**What to produce**: Exact duplicates of all entries are needed.

**Data provided**:
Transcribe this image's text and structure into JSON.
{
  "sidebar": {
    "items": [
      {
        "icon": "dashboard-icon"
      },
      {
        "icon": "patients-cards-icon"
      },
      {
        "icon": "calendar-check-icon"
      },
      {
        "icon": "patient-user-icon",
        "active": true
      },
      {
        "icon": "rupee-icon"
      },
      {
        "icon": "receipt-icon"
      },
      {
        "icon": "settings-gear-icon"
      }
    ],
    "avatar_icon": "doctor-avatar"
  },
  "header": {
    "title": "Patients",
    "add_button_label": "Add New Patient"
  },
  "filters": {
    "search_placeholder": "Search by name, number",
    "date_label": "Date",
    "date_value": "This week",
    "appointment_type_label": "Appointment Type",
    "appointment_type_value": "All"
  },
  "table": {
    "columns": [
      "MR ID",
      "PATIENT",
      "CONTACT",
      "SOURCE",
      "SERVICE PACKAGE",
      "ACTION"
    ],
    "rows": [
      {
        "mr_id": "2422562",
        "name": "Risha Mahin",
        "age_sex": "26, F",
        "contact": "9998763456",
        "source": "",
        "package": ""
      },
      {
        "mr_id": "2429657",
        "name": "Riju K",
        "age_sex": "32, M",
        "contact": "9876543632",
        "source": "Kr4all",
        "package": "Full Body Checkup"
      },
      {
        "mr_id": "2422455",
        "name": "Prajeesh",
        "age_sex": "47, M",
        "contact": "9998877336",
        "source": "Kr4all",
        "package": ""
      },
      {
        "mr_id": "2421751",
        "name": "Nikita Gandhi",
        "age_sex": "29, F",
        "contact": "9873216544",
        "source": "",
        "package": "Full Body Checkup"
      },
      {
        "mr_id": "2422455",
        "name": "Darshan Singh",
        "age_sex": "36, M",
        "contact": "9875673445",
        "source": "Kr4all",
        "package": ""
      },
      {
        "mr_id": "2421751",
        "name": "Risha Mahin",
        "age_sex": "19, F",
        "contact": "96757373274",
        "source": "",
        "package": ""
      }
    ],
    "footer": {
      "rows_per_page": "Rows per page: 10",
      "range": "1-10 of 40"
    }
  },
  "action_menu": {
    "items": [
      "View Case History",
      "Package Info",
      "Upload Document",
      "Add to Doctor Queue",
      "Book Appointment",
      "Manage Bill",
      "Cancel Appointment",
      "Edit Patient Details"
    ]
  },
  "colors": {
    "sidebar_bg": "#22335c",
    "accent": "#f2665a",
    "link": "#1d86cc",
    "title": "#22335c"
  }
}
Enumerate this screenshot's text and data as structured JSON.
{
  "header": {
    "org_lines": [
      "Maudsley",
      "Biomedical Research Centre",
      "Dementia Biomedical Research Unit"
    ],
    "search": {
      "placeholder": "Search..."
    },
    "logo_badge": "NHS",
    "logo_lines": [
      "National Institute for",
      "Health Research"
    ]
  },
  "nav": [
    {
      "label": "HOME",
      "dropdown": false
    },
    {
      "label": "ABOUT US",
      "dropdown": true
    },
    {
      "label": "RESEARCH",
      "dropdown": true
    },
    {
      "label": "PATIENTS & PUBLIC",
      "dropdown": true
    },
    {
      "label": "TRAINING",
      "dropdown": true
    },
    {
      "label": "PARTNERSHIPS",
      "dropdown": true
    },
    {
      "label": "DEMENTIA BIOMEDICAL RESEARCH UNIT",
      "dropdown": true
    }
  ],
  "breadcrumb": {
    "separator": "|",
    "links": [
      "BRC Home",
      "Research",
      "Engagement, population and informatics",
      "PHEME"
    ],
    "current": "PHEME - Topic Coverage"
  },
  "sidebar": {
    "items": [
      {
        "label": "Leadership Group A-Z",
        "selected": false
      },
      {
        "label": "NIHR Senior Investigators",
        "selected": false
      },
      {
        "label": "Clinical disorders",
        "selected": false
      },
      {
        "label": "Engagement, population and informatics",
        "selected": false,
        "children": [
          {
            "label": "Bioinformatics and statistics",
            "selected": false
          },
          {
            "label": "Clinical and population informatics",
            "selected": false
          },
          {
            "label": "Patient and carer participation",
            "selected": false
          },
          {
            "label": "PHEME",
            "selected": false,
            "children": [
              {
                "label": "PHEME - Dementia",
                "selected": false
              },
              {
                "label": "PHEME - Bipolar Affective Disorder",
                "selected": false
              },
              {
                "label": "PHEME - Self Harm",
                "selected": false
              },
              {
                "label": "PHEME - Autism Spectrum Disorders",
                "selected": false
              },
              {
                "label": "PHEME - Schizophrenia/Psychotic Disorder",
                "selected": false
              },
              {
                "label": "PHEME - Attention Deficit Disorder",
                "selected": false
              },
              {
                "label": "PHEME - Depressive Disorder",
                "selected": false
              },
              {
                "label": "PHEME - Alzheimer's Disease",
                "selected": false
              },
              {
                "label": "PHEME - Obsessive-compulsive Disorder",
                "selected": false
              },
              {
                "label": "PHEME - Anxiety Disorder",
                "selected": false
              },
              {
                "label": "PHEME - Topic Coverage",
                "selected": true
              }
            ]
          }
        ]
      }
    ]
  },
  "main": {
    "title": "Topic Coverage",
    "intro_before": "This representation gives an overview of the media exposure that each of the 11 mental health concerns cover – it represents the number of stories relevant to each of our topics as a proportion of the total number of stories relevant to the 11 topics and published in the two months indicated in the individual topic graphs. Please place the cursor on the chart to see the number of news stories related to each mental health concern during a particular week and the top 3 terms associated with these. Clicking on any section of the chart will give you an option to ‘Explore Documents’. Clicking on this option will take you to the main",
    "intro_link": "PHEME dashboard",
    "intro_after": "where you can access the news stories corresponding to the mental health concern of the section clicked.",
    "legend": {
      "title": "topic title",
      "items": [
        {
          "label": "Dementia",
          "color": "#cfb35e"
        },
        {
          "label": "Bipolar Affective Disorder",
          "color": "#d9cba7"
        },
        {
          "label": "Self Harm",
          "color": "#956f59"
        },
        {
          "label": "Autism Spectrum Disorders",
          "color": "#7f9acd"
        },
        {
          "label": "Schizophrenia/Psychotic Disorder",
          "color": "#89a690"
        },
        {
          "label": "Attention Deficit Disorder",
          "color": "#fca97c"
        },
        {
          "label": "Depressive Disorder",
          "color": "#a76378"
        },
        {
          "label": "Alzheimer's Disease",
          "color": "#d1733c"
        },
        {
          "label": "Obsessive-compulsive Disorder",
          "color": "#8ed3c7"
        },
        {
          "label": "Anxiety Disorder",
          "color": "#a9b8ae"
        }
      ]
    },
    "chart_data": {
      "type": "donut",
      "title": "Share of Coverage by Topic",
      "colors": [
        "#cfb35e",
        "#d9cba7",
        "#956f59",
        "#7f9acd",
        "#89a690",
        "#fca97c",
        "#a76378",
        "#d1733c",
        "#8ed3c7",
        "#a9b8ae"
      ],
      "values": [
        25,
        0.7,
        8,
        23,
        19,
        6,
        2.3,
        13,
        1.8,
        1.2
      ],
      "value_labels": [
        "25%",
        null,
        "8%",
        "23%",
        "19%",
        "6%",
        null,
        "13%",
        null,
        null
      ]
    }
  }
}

**Written solution**:
Transcribe this image's text and structure into JSON.
{
  "sidebar": {
    "items": [
      {
        "icon": "dashboard-icon"
      },
      {
        "icon": "patients-cards-icon"
      },
      {
        "icon": "calendar-check-icon"
      },
      {
        "icon": "patient-user-icon",
        "active": true
      },
      {
        "icon": "rupee-icon"
      },
      {
        "icon": "receipt-icon"
      },
      {
        "icon": "settings-gear-icon"
      }
    ],
    "avatar_icon": "doctor-avatar"
  },
  "header": {
    "title": "Patients",
    "add_button_label": "Add New Patient"
  },
  "filters": {
    "search_placeholder": "Search by name, number",
    "date_label": "Date",
    "date_value": "This week",
    "appointment_type_label": "Appointment Type",
    "appointment_type_value": "All"
  },
  "table": {
    "columns": [
      "MR ID",
      "PATIENT",
      "CONTACT",
      "SOURCE",
      "SERVICE PACKAGE",
      "ACTION"
    ],
    "rows": [
      {
        "mr_id": "2422562",
        "name": "Risha Mahin",
        "age_sex": "26, F",
        "contact": "9998763456",
        "source": "",
        "package": ""
      },
      {
        "mr_id": "2429657",
        "name": "Riju K",
        "age_sex": "32, M",
        "contact": "9876543632",
        "source": "Kr4all",
        "package": "Full Body Checkup"
      },
      {
        "mr_id": "2422455",
        "name": "Prajeesh",
        "age_sex": "47, M",
        "contact": "9998877336",
        "source": "Kr4all",
        "package": ""
      },
      {
        "mr_id": "2421751",
        "name": "Nikita Gandhi",
        "age_sex": "29, F",
        "contact": "9873216544",
        "source": "",
        "package": "Full Body Checkup"
      },
      {
        "mr_id": "2422455",
        "name": "Darshan Singh",
        "age_sex": "36, M",
        "contact": "9875673445",
        "source": "Kr4all",
        "package": ""
      },
      {
        "mr_id": "2421751",
        "name": "Risha Mahin",
        "age_sex": "19, F",
        "contact": "96757373274",
        "source": "",
        "package": ""
      }
    ],
    "footer": {
      "rows_per_page": "Rows per page: 10",
      "range": "1-10 of 40"
    }
  },
  "action_menu": {
    "items": [
      "View Case History",
      "Package Info",
      "Upload Document",
      "Add to Doctor Queue",
      "Book Appointment",
      "Manage Bill",
      "Cancel Appointment",
      "Edit Patient Details"
    ]
  },
  "colors": {
    "sidebar_bg": "#22335c",
    "accent": "#f2665a",
    "link": "#1d86cc",
    "title": "#22335c"
  }
}
Enumerate this screenshot's text and data as structured JSON.
{
  "header": {
    "org_lines": [
      "Maudsley",
      "Biomedical Research Centre",
      "Dementia Biomedical Research Unit"
    ],
    "search": {
      "placeholder": "Search..."
    },
    "logo_badge": "NHS",
    "logo_lines": [
      "National Institute for",
      "Health Research"
    ]
  },
  "nav": [
    {
      "label": "HOME",
      "dropdown": false
    },
    {
      "label": "ABOUT US",
      "dropdown": true
    },
    {
      "label": "RESEARCH",
      "dropdown": true
    },
    {
      "label": "PATIENTS & PUBLIC",
      "dropdown": true
    },
    {
      "label": "TRAINING",
      "dropdown": true
    },
    {
      "label": "PARTNERSHIPS",
      "dropdown": true
    },
    {
      "label": "DEMENTIA BIOMEDICAL RESEARCH UNIT",
      "dropdown": true
    }
  ],
  "breadcrumb": {
    "separator": "|",
    "links": [
      "BRC Home",
      "Research",
      "Engagement, population and informatics",
      "PHEME"
    ],
    "current": "PHEME - Topic Coverage"
  },
  "sidebar": {
    "items": [
      {
        "label": "Leadership Group A-Z",
        "selected": false
      },
      {
        "label": "NIHR Senior Investigators",
        "selected": false
      },
      {
        "label": "Clinical disorders",
        "selected": false
      },
      {
        "label": "Engagement, population and informatics",
        "selected": false,
        "children": [
          {
            "label": "Bioinformatics and statistics",
            "selected": false
          },
          {
            "label": "Clinical and population informatics",
            "selected": false
          },
          {
            "label": "Patient and carer participation",
            "selected": false
          },
          {
            "label": "PHEME",
            "selected": false,
            "children": [
              {
                "label": "PHEME - Dementia",
                "selected": false
              },
              {
                "label": "PHEME - Bipolar Affective Disorder",
                "selected": false
              },
              {
                "label": "PHEME - Self Harm",
                "selected": false
              },
              {
                "label": "PHEME - Autism Spectrum Disorders",
                "selected": false
              },
              {
                "label": "PHEME - Schizophrenia/Psychotic Disorder",
                "selected": false
              },
              {
                "label": "PHEME - Attention Deficit Disorder",
                "selected": false
              },
              {
                "label": "PHEME - Depressive Disorder",
                "selected": false
              },
              {
                "label": "PHEME - Alzheimer's Disease",
                "selected": false
              },
              {
                "label": "PHEME - Obsessive-compulsive Disorder",
                "selected": false
              },
              {
                "label": "PHEME - Anxiety Disorder",
                "selected": false
              },
              {
                "label": "PHEME - Topic Coverage",
                "selected": true
              }
            ]
          }
        ]
      }
    ]
  },
  "main": {
    "title": "Topic Coverage",
    "intro_before": "This representation gives an overview of the media exposure that each of the 11 mental health concerns cover – it represents the number of stories relevant to each of our topics as a proportion of the total number of stories relevant to the 11 topics and published in the two months indicated in the individual topic graphs. Please place the cursor on the chart to see the number of news stories related to each mental health concern during a particular week and the top 3 terms associated with these. Clicking on any section of the chart will give you an option to ‘Explore Documents’. Clicking on this option will take you to the main",
    "intro_link": "PHEME dashboard",
    "intro_after": "where you can access the news stories corresponding to the mental health concern of the section clicked.",
    "legend": {
      "title": "topic title",
      "items": [
        {
          "label": "Dementia",
          "color": "#cfb35e"
        },
        {
          "label": "Bipolar Affective Disorder",
          "color": "#d9cba7"
        },
        {
          "label": "Self Harm",
          "color": "#956f59"
        },
        {
          "label": "Autism Spectrum Disorders",
          "color": "#7f9acd"
        },
        {
          "label": "Schizophrenia/Psychotic Disorder",
          "color": "#89a690"
        },
        {
          "label": "Attention Deficit Disorder",
          "color": "#fca97c"
        },
        {
          "label": "Depressive Disorder",
          "color": "#a76378"
        },
        {
          "label": "Alzheimer's Disease",
          "color": "#d1733c"
        },
        {
          "label": "Obsessive-compulsive Disorder",
          "color": "#8ed3c7"
        },
        {
          "label": "Anxiety Disorder",
          "color": "#a9b8ae"
        }
      ]
    },
    "chart_data": {
      "type": "donut",
      "title": "Share of Coverage by Topic",
      "colors": [
        "#cfb35e",
        "#d9cba7",
        "#956f59",
        "#7f9acd",
        "#89a690",
        "#fca97c",
        "#a76378",
        "#d1733c",
        "#8ed3c7",
        "#a9b8ae"
      ],
      "values": [
        25,
        0.7,
        8,
        23,
        19,
        6,
        2.3,
        13,
        1.8,
        1.2
      ],
      "value_labels": [
        "25%",
        null,
        "8%",
        "23%",
        "19%",
        "6%",
        null,
        "13%",
        null,
        null
      ]
    }
  }
}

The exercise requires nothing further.